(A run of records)
━━━━━━━━━━━━━━━━━━━━━━━━━━━━━━

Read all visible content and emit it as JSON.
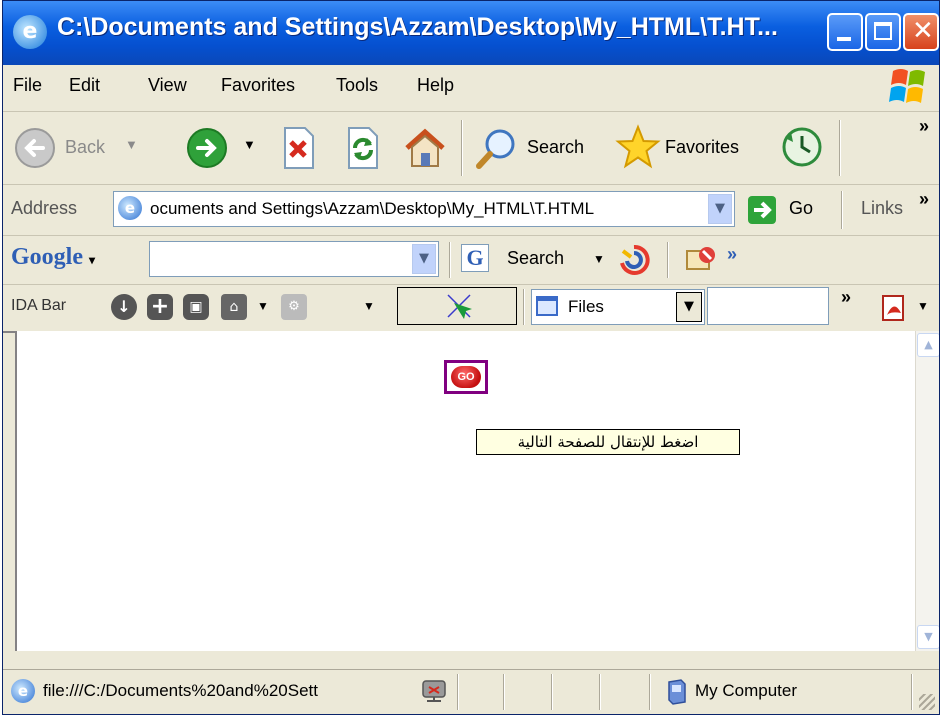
{
  "window": {
    "title": "C:\\Documents and Settings\\Azzam\\Desktop\\My_HTML\\T.HT..."
  },
  "menu": {
    "items": [
      "File",
      "Edit",
      "View",
      "Favorites",
      "Tools",
      "Help"
    ]
  },
  "toolbar": {
    "back_label": "Back",
    "search_label": "Search",
    "favorites_label": "Favorites",
    "overflow": "»"
  },
  "address": {
    "label": "Address",
    "value": "ocuments and Settings\\Azzam\\Desktop\\My_HTML\\T.HTML",
    "go_label": "Go",
    "links_label": "Links",
    "overflow": "»"
  },
  "google": {
    "logo": "Google",
    "search_label": "Search",
    "overflow": "»"
  },
  "ida": {
    "label": "IDA Bar",
    "files_label": "Files",
    "overflow": "»"
  },
  "content": {
    "go_button_label": "GO",
    "tooltip": "اضغط للإنتقال للصفحة التالية"
  },
  "status": {
    "url": "file:///C:/Documents%20and%20Sett",
    "zone": "My Computer"
  },
  "colors": {
    "titlebar": "#0a5fe0",
    "chrome": "#ece9d8",
    "go_button": "#d42020",
    "go_frame": "#800080",
    "tooltip_bg": "#ffffe1"
  }
}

━━━━━━━━━━━━━━━━━━━━━━━━━━━━━━

Directions for this task.
Return each line that includes "Documents".

Written answer.
    "title": "C:\\Documents and Settings\\Azzam\\Desktop\\My_HTML\\T.HT..."
    "url": "file:///C:/Documents%20and%20Sett",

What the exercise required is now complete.